### Objective
Restate every line of the material, word for word.
-- Begin --
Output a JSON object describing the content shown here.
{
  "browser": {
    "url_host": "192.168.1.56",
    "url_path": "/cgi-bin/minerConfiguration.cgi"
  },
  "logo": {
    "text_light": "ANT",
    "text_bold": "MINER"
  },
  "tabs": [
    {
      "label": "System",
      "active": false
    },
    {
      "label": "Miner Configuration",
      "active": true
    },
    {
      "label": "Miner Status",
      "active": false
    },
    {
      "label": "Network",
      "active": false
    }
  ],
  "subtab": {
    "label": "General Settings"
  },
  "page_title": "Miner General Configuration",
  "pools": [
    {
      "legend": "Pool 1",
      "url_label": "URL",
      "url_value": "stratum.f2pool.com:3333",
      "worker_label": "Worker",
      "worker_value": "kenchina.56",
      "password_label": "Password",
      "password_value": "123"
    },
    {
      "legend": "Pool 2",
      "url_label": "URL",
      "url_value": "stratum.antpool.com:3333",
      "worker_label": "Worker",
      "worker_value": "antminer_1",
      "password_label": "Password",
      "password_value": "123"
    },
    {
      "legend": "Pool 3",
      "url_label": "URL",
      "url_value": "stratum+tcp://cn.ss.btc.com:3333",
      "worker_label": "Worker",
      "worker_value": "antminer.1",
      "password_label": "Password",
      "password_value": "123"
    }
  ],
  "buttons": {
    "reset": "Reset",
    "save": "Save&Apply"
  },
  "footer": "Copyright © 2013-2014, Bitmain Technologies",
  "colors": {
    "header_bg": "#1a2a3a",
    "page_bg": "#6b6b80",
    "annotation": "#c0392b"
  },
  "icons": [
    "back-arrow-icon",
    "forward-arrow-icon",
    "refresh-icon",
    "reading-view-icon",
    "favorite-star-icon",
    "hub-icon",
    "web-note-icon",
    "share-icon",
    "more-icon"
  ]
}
-- End --
### Response for this exercise
Output a JSON object describing the content shown here.
{
  "browser": {
    "url_host": "192.168.1.56",
    "url_path": "/cgi-bin/minerConfiguration.cgi"
  },
  "logo": {
    "text_light": "ANT",
    "text_bold": "MINER"
  },
  "tabs": [
    {
      "label": "System",
      "active": false
    },
    {
      "label": "Miner Configuration",
      "active": true
    },
    {
      "label": "Miner Status",
      "active": false
    },
    {
      "label": "Network",
      "active": false
    }
  ],
  "subtab": {
    "label": "General Settings"
  },
  "page_title": "Miner General Configuration",
  "pools": [
    {
      "legend": "Pool 1",
      "url_label": "URL",
      "url_value": "stratum.f2pool.com:3333",
      "worker_label": "Worker",
      "worker_value": "kenchina.56",
      "password_label": "Password",
      "password_value": "123"
    },
    {
      "legend": "Pool 2",
      "url_label": "URL",
      "url_value": "stratum.antpool.com:3333",
      "worker_label": "Worker",
      "worker_value": "antminer_1",
      "password_label": "Password",
      "password_value": "123"
    },
    {
      "legend": "Pool 3",
      "url_label": "URL",
      "url_value": "stratum+tcp://cn.ss.btc.com:3333",
      "worker_label": "Worker",
      "worker_value": "antminer.1",
      "password_label": "Password",
      "password_value": "123"
    }
  ],
  "buttons": {
    "reset": "Reset",
    "save": "Save&Apply"
  },
  "footer": "Copyright © 2013-2014, Bitmain Technologies",
  "colors": {
    "header_bg": "#1a2a3a",
    "page_bg": "#6b6b80",
    "annotation": "#c0392b"
  },
  "icons": [
    "back-arrow-icon",
    "forward-arrow-icon",
    "refresh-icon",
    "reading-view-icon",
    "favorite-star-icon",
    "hub-icon",
    "web-note-icon",
    "share-icon",
    "more-icon"
  ]
}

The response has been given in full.